◆ THE EXERCISE ◆
Collect every line that includes the string "time".

++++ ENTRIES PROVIDED ++++

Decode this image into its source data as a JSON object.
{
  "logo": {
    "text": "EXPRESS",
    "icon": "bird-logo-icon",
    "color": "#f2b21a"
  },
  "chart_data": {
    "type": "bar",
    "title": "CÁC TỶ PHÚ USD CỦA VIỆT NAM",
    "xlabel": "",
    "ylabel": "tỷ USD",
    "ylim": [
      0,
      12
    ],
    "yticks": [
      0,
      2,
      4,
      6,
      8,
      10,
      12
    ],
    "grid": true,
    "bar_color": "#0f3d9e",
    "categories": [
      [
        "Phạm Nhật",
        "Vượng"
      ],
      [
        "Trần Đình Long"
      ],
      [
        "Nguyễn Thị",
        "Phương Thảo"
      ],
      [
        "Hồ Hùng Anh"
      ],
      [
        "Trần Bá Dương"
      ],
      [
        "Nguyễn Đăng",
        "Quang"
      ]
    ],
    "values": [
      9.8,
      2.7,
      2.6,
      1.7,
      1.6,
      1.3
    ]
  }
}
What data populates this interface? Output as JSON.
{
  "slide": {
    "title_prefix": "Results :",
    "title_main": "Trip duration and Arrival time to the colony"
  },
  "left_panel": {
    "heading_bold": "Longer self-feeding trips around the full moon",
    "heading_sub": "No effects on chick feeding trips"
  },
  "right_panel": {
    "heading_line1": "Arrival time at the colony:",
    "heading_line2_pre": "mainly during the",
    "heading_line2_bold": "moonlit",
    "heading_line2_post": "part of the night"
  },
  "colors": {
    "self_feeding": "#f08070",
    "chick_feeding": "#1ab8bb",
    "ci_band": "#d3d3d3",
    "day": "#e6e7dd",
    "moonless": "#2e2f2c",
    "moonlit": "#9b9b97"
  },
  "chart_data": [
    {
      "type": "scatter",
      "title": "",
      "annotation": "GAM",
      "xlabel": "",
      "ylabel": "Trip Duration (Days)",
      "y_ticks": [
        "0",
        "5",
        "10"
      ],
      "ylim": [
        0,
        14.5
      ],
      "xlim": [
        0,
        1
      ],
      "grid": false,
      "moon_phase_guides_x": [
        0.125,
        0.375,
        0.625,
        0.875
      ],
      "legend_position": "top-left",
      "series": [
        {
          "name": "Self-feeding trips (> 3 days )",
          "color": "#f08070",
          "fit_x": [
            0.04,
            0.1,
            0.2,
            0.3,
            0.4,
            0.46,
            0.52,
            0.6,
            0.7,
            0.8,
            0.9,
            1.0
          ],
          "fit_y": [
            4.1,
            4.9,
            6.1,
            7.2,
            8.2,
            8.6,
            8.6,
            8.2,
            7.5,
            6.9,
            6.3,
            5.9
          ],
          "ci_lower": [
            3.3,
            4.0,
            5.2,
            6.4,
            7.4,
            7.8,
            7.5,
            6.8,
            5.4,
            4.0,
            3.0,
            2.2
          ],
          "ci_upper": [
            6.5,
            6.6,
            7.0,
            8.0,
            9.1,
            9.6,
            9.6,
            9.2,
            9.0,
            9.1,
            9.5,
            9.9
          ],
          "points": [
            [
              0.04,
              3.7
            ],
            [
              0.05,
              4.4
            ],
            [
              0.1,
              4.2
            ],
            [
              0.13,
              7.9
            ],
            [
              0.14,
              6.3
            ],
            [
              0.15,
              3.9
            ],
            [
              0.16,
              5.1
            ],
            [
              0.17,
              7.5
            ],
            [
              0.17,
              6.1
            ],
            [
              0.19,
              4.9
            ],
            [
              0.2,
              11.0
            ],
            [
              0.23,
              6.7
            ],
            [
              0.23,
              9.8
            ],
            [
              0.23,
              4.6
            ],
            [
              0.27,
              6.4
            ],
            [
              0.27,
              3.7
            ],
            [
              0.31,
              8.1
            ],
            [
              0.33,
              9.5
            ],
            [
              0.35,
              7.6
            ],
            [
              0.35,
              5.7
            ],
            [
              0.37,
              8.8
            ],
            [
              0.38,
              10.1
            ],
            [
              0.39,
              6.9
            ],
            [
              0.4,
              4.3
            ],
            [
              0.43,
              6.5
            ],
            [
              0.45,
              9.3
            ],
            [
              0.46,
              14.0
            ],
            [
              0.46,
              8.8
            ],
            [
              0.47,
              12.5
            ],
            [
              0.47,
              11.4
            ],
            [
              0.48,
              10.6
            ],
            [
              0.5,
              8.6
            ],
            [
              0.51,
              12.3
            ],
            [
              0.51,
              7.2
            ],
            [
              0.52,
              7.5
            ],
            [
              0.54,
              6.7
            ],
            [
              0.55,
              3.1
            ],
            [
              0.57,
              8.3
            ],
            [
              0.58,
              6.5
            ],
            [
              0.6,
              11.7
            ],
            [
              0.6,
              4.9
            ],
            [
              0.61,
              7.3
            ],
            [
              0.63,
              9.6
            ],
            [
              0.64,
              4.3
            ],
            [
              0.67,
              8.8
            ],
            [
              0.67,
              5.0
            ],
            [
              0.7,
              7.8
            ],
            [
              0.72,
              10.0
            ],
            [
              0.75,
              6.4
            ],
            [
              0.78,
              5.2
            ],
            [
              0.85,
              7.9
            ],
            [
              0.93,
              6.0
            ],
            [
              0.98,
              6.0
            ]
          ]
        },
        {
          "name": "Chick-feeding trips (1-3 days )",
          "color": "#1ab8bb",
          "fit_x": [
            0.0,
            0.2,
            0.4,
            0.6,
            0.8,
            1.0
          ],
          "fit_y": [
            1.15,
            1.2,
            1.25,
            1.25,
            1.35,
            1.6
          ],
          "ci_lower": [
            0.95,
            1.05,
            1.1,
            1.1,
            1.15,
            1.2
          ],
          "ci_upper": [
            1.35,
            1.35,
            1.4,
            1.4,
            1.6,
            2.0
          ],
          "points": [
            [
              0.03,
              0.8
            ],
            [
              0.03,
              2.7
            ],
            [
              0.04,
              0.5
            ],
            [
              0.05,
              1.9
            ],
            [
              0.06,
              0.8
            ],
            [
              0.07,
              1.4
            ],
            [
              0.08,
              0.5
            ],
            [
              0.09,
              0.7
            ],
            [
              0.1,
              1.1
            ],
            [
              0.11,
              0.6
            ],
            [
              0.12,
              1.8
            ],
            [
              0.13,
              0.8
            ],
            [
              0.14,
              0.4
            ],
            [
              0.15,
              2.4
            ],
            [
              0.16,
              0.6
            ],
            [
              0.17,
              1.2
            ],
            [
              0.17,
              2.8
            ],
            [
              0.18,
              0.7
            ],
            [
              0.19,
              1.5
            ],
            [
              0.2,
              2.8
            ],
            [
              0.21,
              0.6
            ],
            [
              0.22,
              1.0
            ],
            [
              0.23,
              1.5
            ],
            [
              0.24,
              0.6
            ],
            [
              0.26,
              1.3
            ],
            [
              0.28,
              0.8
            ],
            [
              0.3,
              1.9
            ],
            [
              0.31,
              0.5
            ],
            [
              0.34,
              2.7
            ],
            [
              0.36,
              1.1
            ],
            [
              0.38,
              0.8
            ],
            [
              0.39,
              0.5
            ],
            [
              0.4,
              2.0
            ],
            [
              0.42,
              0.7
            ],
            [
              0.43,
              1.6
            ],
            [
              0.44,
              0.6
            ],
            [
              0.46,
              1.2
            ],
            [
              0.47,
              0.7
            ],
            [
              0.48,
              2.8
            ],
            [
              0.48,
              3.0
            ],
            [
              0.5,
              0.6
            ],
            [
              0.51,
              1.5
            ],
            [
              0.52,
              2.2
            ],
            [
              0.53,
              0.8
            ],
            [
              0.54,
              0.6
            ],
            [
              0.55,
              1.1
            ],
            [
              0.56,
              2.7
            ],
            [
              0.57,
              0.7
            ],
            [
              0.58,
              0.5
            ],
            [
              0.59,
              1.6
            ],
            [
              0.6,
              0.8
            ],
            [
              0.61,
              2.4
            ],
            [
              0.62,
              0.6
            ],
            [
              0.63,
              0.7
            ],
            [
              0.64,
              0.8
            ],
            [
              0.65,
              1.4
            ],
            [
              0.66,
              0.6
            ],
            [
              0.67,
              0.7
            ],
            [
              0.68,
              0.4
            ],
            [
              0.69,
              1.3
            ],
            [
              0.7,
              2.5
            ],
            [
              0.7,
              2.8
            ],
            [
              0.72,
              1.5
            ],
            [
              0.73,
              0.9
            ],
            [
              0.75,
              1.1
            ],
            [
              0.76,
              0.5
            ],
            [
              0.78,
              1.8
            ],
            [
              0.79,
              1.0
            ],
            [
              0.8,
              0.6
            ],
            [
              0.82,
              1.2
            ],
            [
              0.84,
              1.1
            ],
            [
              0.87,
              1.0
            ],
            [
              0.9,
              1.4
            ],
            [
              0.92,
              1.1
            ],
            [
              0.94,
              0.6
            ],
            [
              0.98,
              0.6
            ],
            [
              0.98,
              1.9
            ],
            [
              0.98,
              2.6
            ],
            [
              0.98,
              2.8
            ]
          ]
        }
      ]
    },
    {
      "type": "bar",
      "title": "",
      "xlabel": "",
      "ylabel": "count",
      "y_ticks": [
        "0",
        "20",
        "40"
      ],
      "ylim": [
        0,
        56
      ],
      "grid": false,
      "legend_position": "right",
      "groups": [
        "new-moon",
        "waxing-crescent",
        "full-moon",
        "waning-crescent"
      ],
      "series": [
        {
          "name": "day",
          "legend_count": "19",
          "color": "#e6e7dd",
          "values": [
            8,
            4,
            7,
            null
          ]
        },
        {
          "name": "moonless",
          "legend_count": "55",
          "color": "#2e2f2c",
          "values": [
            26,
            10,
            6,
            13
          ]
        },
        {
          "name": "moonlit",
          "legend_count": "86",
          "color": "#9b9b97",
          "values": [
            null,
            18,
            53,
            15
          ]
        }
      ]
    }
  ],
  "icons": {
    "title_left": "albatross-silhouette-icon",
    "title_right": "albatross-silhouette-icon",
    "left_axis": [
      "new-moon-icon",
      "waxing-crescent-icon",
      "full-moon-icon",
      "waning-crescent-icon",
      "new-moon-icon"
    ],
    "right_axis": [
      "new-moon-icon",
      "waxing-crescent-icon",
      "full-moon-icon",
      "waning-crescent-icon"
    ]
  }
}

++++

◆ FINISHED TASK ◆
    "title_main": "Trip duration and Arrival time to the colony"
    "heading_line1": "Arrival time at the colony:",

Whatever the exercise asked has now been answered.